** START THE INPUT **

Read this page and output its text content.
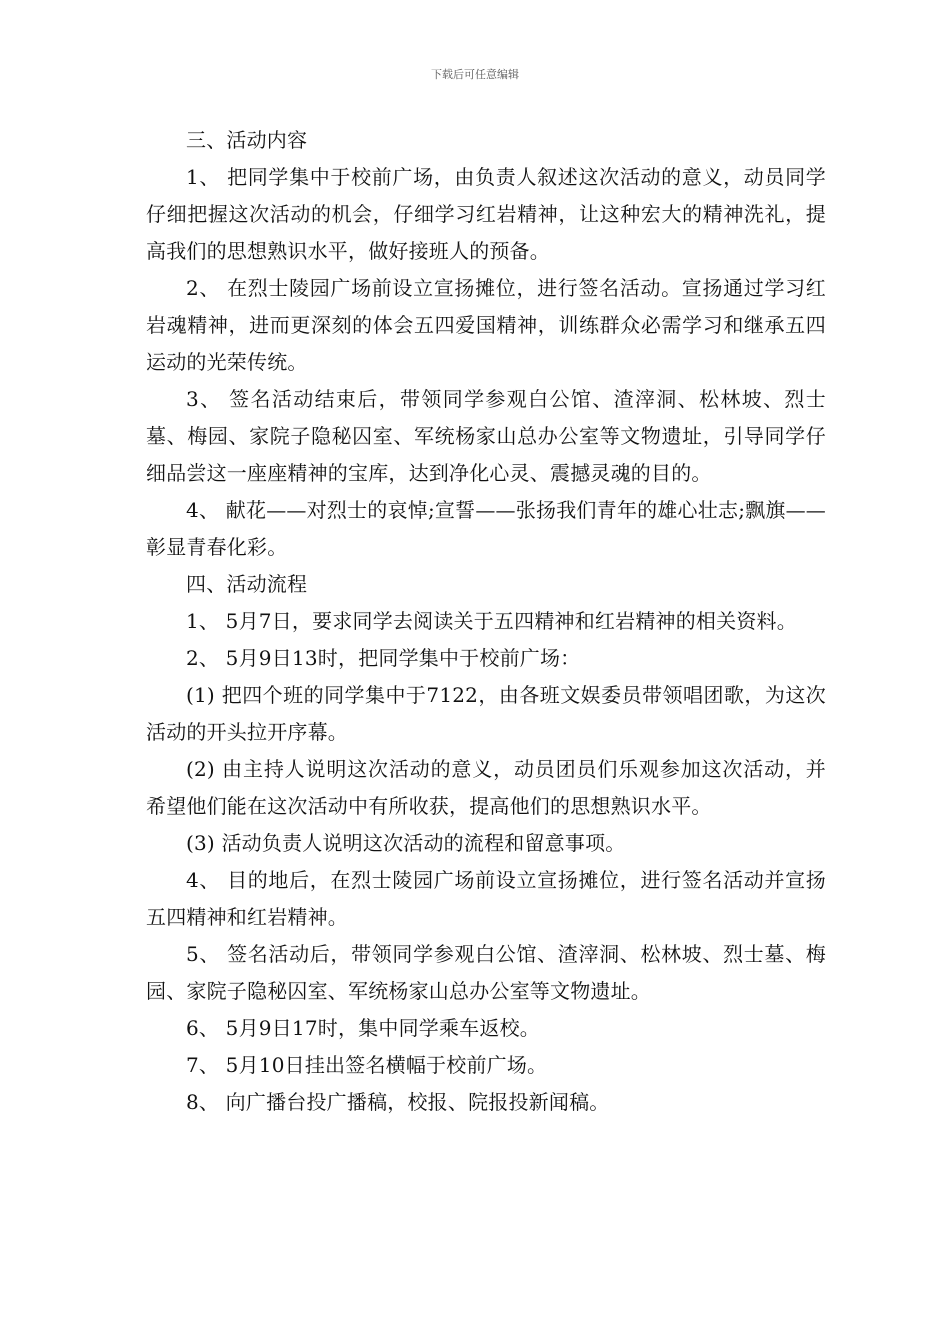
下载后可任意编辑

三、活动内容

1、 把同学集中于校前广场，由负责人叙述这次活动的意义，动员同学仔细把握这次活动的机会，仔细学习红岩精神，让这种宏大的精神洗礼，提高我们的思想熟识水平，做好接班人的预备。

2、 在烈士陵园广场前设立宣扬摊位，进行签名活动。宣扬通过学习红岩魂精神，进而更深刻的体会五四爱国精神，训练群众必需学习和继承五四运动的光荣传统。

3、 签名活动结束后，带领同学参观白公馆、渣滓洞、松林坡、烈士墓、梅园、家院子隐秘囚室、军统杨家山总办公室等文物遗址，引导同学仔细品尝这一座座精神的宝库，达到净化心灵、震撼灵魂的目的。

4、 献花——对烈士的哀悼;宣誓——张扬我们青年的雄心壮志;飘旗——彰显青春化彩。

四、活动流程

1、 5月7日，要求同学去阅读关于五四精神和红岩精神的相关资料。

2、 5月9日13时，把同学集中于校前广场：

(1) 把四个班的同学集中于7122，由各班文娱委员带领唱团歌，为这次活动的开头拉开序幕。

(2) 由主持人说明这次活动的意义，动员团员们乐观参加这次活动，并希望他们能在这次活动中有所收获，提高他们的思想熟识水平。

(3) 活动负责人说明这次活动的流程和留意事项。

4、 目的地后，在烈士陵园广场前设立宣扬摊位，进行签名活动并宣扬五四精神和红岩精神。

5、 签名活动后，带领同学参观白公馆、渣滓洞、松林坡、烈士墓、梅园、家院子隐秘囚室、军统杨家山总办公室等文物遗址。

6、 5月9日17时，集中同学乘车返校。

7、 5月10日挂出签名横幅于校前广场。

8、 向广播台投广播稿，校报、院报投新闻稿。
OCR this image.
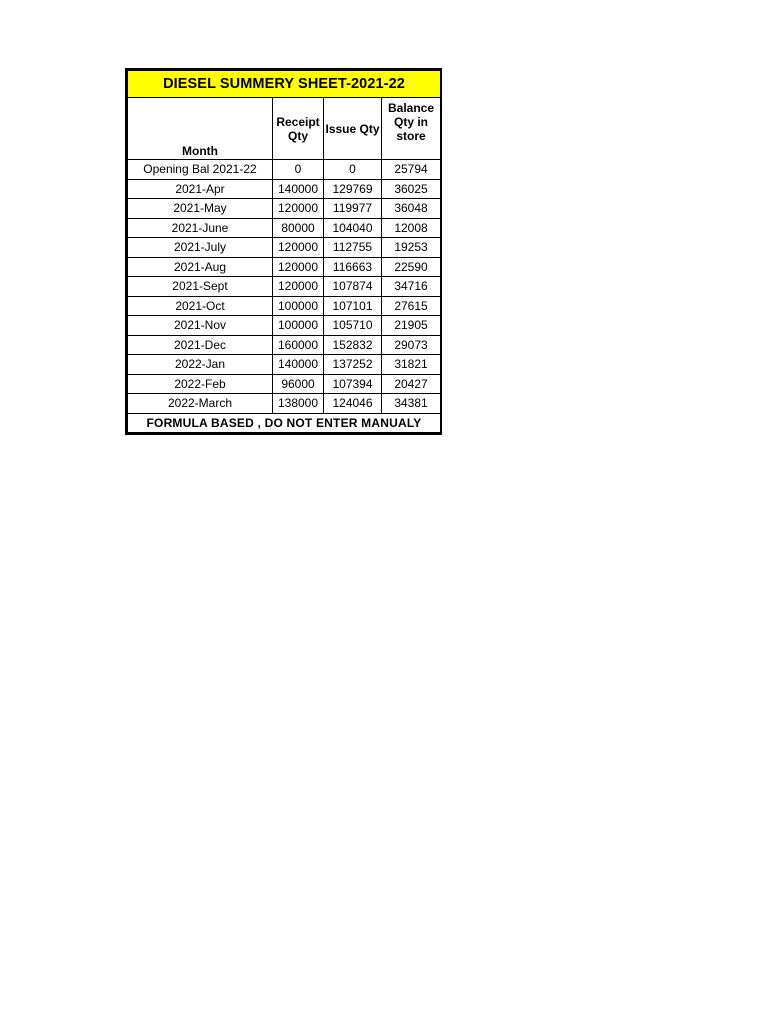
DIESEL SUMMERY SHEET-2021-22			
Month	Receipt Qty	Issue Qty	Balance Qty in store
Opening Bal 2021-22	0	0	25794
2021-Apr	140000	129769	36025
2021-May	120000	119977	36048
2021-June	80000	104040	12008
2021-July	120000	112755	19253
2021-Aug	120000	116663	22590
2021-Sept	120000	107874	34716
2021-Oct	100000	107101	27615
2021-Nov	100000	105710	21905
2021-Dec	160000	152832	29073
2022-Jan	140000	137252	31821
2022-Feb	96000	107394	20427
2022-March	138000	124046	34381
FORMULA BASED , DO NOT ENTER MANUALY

** END THE INPUT **

WHAT THIS TASK INVOLVES: Write out all the entries exactly, except for the pictures.

EXERCISE OUTPUT:
Read this page and output its text content.
下载后可任意编辑

三、活动内容

1、 把同学集中于校前广场，由负责人叙述这次活动的意义，动员同学仔细把握这次活动的机会，仔细学习红岩精神，让这种宏大的精神洗礼，提高我们的思想熟识水平，做好接班人的预备。

2、 在烈士陵园广场前设立宣扬摊位，进行签名活动。宣扬通过学习红岩魂精神，进而更深刻的体会五四爱国精神，训练群众必需学习和继承五四运动的光荣传统。

3、 签名活动结束后，带领同学参观白公馆、渣滓洞、松林坡、烈士墓、梅园、家院子隐秘囚室、军统杨家山总办公室等文物遗址，引导同学仔细品尝这一座座精神的宝库，达到净化心灵、震撼灵魂的目的。

4、 献花——对烈士的哀悼;宣誓——张扬我们青年的雄心壮志;飘旗——彰显青春化彩。

四、活动流程

1、 5月7日，要求同学去阅读关于五四精神和红岩精神的相关资料。

2、 5月9日13时，把同学集中于校前广场：

(1) 把四个班的同学集中于7122，由各班文娱委员带领唱团歌，为这次活动的开头拉开序幕。

(2) 由主持人说明这次活动的意义，动员团员们乐观参加这次活动，并希望他们能在这次活动中有所收获，提高他们的思想熟识水平。

(3) 活动负责人说明这次活动的流程和留意事项。

4、 目的地后，在烈士陵园广场前设立宣扬摊位，进行签名活动并宣扬五四精神和红岩精神。

5、 签名活动后，带领同学参观白公馆、渣滓洞、松林坡、烈士墓、梅园、家院子隐秘囚室、军统杨家山总办公室等文物遗址。

6、 5月9日17时，集中同学乘车返校。

7、 5月10日挂出签名横幅于校前广场。

8、 向广播台投广播稿，校报、院报投新闻稿。
OCR this image.
DIESEL SUMMERY SHEET-2021-22			
Month	Receipt Qty	Issue Qty	Balance Qty in store
Opening Bal 2021-22	0	0	25794
2021-Apr	140000	129769	36025
2021-May	120000	119977	36048
2021-June	80000	104040	12008
2021-July	120000	112755	19253
2021-Aug	120000	116663	22590
2021-Sept	120000	107874	34716
2021-Oct	100000	107101	27615
2021-Nov	100000	105710	21905
2021-Dec	160000	152832	29073
2022-Jan	140000	137252	31821
2022-Feb	96000	107394	20427
2022-March	138000	124046	34381
FORMULA BASED , DO NOT ENTER MANUALY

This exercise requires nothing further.